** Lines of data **

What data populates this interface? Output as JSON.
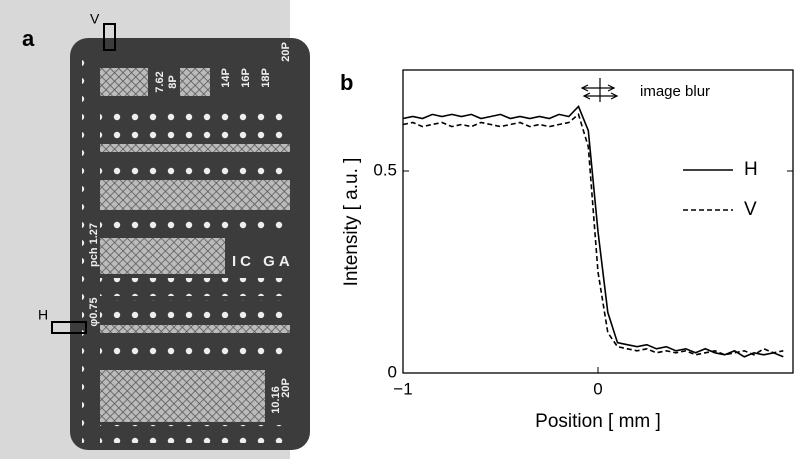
{
  "panel_a": {
    "label": "a",
    "marker_v": "V",
    "marker_h": "H",
    "texts": [
      "7.62",
      "8P",
      "14P",
      "16P",
      "18P",
      "20P",
      "IC GA",
      "pch 1.27",
      "φ0.75",
      "10.16",
      "20P"
    ]
  },
  "chart_data": {
    "type": "line",
    "panel_label": "b",
    "x_label": "Position [ mm ]",
    "y_label": "Intensity  [ a.u. ]",
    "annotation": "image blur",
    "x": [
      -1,
      -0.95,
      -0.9,
      -0.85,
      -0.8,
      -0.75,
      -0.7,
      -0.65,
      -0.6,
      -0.55,
      -0.5,
      -0.45,
      -0.4,
      -0.35,
      -0.3,
      -0.25,
      -0.2,
      -0.15,
      -0.1,
      -0.05,
      0,
      0.05,
      0.1,
      0.15,
      0.2,
      0.25,
      0.3,
      0.35,
      0.4,
      0.45,
      0.5,
      0.55,
      0.6,
      0.65,
      0.7,
      0.75,
      0.8,
      0.85,
      0.9,
      0.95
    ],
    "series": [
      {
        "name": "H",
        "color": "#000000",
        "dash": "solid",
        "values": [
          0.63,
          0.635,
          0.63,
          0.64,
          0.635,
          0.64,
          0.635,
          0.64,
          0.63,
          0.635,
          0.64,
          0.63,
          0.635,
          0.63,
          0.635,
          0.63,
          0.64,
          0.635,
          0.66,
          0.6,
          0.35,
          0.15,
          0.075,
          0.07,
          0.065,
          0.07,
          0.06,
          0.065,
          0.055,
          0.06,
          0.05,
          0.06,
          0.05,
          0.045,
          0.055,
          0.04,
          0.05,
          0.045,
          0.05,
          0.04
        ]
      },
      {
        "name": "V",
        "color": "#000000",
        "dash": "dashed",
        "values": [
          0.615,
          0.62,
          0.61,
          0.615,
          0.62,
          0.61,
          0.615,
          0.61,
          0.62,
          0.615,
          0.61,
          0.615,
          0.62,
          0.61,
          0.615,
          0.61,
          0.615,
          0.62,
          0.64,
          0.56,
          0.25,
          0.1,
          0.065,
          0.06,
          0.055,
          0.06,
          0.05,
          0.055,
          0.05,
          0.055,
          0.045,
          0.05,
          0.055,
          0.045,
          0.05,
          0.055,
          0.045,
          0.06,
          0.05,
          0.055
        ]
      }
    ],
    "xlim": [
      -1,
      1
    ],
    "ylim": [
      0,
      0.75
    ],
    "xticks": [
      {
        "value": -1,
        "label": "−1"
      },
      0
    ],
    "yticks": [
      0,
      0.5
    ]
  }
}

** What this task involves **
Repeat the entries exactly and keep the pictures out of the copy.

** Solution to the exercise **
What data populates this interface? Output as JSON.
{
  "panel_a": {
    "label": "a",
    "marker_v": "V",
    "marker_h": "H",
    "texts": [
      "7.62",
      "8P",
      "14P",
      "16P",
      "18P",
      "20P",
      "IC GA",
      "pch 1.27",
      "φ0.75",
      "10.16",
      "20P"
    ]
  },
  "chart_data": {
    "type": "line",
    "panel_label": "b",
    "x_label": "Position [ mm ]",
    "y_label": "Intensity  [ a.u. ]",
    "annotation": "image blur",
    "x": [
      -1,
      -0.95,
      -0.9,
      -0.85,
      -0.8,
      -0.75,
      -0.7,
      -0.65,
      -0.6,
      -0.55,
      -0.5,
      -0.45,
      -0.4,
      -0.35,
      -0.3,
      -0.25,
      -0.2,
      -0.15,
      -0.1,
      -0.05,
      0,
      0.05,
      0.1,
      0.15,
      0.2,
      0.25,
      0.3,
      0.35,
      0.4,
      0.45,
      0.5,
      0.55,
      0.6,
      0.65,
      0.7,
      0.75,
      0.8,
      0.85,
      0.9,
      0.95
    ],
    "series": [
      {
        "name": "H",
        "color": "#000000",
        "dash": "solid",
        "values": [
          0.63,
          0.635,
          0.63,
          0.64,
          0.635,
          0.64,
          0.635,
          0.64,
          0.63,
          0.635,
          0.64,
          0.63,
          0.635,
          0.63,
          0.635,
          0.63,
          0.64,
          0.635,
          0.66,
          0.6,
          0.35,
          0.15,
          0.075,
          0.07,
          0.065,
          0.07,
          0.06,
          0.065,
          0.055,
          0.06,
          0.05,
          0.06,
          0.05,
          0.045,
          0.055,
          0.04,
          0.05,
          0.045,
          0.05,
          0.04
        ]
      },
      {
        "name": "V",
        "color": "#000000",
        "dash": "dashed",
        "values": [
          0.615,
          0.62,
          0.61,
          0.615,
          0.62,
          0.61,
          0.615,
          0.61,
          0.62,
          0.615,
          0.61,
          0.615,
          0.62,
          0.61,
          0.615,
          0.61,
          0.615,
          0.62,
          0.64,
          0.56,
          0.25,
          0.1,
          0.065,
          0.06,
          0.055,
          0.06,
          0.05,
          0.055,
          0.05,
          0.055,
          0.045,
          0.05,
          0.055,
          0.045,
          0.05,
          0.055,
          0.045,
          0.06,
          0.05,
          0.055
        ]
      }
    ],
    "xlim": [
      -1,
      1
    ],
    "ylim": [
      0,
      0.75
    ],
    "xticks": [
      {
        "value": -1,
        "label": "−1"
      },
      0
    ],
    "yticks": [
      0,
      0.5
    ]
  }
}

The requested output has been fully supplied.